====== Text for analysis ======

Hooray for the workers.
The union should go pound sand.
The company’s position in this, is simply weird.
In partial defense of VW, they’re used to working hand in hand with German unions, which are a very different kettle of fish from the UAW.
As VW will presumably eventually discover.
Sounds like the need to get some judges from Cali involved. They don’t seem to have a problem over-ruling the voters will. Let’s see........voters said no but......we don’t care cause the pols want it to go the other way, so..........voters get to pound sand. Makes you wonder if it really is worth voting on anything.
And yes, the German unions are a whole different kettle of fish. I hope vw management knows what they’re setting themselves up for.
When a company is “infected” by a union the workers no longer work (and take orders) from you...they take them from the Union.
You lose total control of all working rules and production along with quality and pricing of your product.
You are at the total “beck and call” of the union thugs.
“Amazingly, the UAW and the automaker both refuse to take the workers’ “no” for an answer. The two sides are acting in unison to overturn the democratically expressed will of the workers.”
Amazingly, the UAW and the automaker’s German Union, both refuse to take the workers’ “no” for an answer. The two sides are acting in unison to overturn the democratically expressed will of the workers...Fixed it.
VW’s union in Germany threatened to strike if American VW plants weren’t also forced to accept a corrupt union.
Had VW the company wanted a union they would have built the plant in Detoilet, or moved back to the closed plant in PA.
They HAD a UAW controlled plant in PA in the 80’s, strike after strike forced them to close it.
The author need a history lesson on VW and the UAW before his next article.
A reasonable description of the practices of most American unions. My understanding is that German unions are quite different, and are much closer to what labor unions ought to be.
Follow the money.
You would think they would have learned about the UAW from the failed plant in New Stanton, Pennsylvania. Maybe they need another lesson.

======

In the comments about Volkswagen and the UAW, what reason is given in partial defense of VW? Answer in one to three sentences. The rows have nothing to do with the work on this text.

====== Entries provided ======

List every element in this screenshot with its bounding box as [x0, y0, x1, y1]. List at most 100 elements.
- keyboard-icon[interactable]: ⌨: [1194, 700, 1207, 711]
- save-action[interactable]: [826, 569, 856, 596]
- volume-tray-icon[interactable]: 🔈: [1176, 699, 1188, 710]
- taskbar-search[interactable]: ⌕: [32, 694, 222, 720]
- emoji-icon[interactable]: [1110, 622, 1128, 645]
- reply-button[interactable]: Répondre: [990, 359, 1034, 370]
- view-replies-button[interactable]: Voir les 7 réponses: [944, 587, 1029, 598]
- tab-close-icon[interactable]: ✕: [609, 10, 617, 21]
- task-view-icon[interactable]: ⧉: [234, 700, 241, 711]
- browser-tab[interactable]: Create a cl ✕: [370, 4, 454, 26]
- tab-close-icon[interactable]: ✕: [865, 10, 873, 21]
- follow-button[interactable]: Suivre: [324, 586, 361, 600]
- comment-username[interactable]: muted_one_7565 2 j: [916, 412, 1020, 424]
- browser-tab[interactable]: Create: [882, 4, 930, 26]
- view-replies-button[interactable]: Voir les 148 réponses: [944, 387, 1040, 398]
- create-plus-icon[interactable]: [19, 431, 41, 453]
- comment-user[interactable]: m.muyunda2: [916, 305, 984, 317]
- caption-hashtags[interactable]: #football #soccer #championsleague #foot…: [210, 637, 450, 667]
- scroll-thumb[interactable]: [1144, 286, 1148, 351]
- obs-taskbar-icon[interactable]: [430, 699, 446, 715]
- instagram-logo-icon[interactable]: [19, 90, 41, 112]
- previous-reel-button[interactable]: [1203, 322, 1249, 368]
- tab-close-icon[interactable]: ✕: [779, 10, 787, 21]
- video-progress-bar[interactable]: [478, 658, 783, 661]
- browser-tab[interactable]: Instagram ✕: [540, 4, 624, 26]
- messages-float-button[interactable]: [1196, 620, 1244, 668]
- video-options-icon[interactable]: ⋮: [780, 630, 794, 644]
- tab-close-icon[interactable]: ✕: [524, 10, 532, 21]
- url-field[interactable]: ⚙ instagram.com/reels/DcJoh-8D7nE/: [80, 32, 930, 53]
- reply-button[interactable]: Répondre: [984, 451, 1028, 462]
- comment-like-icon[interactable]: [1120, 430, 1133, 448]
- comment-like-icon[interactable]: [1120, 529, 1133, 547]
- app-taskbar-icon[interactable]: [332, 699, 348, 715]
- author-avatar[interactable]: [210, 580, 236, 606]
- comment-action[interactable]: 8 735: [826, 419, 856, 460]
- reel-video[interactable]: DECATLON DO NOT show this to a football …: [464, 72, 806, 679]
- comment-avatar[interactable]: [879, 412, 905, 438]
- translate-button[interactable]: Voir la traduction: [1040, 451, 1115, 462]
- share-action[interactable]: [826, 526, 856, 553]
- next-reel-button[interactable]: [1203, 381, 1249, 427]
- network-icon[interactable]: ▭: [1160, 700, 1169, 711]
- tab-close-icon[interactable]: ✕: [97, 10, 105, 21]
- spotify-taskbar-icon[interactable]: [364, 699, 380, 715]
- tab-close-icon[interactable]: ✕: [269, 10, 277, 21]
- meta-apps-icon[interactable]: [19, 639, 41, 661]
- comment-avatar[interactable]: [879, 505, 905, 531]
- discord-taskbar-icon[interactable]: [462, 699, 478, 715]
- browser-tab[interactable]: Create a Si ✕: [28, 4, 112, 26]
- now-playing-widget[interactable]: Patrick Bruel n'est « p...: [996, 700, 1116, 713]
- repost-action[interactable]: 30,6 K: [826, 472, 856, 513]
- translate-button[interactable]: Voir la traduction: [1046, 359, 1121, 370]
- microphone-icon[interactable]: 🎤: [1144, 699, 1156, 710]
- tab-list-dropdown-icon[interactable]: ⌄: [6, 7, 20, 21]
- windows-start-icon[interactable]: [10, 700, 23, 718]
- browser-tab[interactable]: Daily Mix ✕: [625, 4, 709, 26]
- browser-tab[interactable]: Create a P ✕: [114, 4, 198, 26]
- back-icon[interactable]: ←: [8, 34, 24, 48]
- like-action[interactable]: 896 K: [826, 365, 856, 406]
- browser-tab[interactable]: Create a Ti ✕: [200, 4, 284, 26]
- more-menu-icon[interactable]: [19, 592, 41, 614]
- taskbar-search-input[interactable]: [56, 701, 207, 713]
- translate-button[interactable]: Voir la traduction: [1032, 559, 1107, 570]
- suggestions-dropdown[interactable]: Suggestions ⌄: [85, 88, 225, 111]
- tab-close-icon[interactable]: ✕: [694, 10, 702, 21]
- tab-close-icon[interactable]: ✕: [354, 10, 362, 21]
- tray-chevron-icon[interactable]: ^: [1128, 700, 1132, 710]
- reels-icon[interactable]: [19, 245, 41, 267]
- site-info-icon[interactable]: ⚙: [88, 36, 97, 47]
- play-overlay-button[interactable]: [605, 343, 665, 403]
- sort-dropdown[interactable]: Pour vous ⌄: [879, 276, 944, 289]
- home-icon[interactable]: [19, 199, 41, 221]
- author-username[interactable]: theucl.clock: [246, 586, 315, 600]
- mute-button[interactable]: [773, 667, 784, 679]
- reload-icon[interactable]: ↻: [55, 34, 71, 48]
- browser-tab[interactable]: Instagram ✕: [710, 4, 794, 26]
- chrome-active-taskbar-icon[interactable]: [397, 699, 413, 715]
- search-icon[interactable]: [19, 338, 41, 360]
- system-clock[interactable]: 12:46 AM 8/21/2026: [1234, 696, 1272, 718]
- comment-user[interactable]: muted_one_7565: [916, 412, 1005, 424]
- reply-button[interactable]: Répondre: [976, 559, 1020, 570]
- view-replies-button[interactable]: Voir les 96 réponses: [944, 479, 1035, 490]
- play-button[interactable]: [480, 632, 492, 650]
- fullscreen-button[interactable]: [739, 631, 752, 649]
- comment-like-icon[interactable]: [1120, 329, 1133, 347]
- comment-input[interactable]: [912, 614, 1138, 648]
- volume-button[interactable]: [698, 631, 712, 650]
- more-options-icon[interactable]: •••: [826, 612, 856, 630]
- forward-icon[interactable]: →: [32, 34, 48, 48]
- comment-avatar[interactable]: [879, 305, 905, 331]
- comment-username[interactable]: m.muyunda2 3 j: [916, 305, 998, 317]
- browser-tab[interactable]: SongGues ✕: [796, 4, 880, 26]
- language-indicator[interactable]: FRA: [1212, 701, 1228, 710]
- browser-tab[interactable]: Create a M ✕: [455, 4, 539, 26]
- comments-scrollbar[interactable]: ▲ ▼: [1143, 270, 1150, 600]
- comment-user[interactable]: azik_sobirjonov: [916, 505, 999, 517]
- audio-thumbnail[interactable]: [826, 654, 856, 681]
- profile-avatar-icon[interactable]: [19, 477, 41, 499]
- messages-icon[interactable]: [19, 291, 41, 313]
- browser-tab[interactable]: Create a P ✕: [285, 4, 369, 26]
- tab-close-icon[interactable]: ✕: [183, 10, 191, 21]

======

## Task output
VW is used to working hand in hand with German unions. Those unions are a very different kettle of fish from the UAW.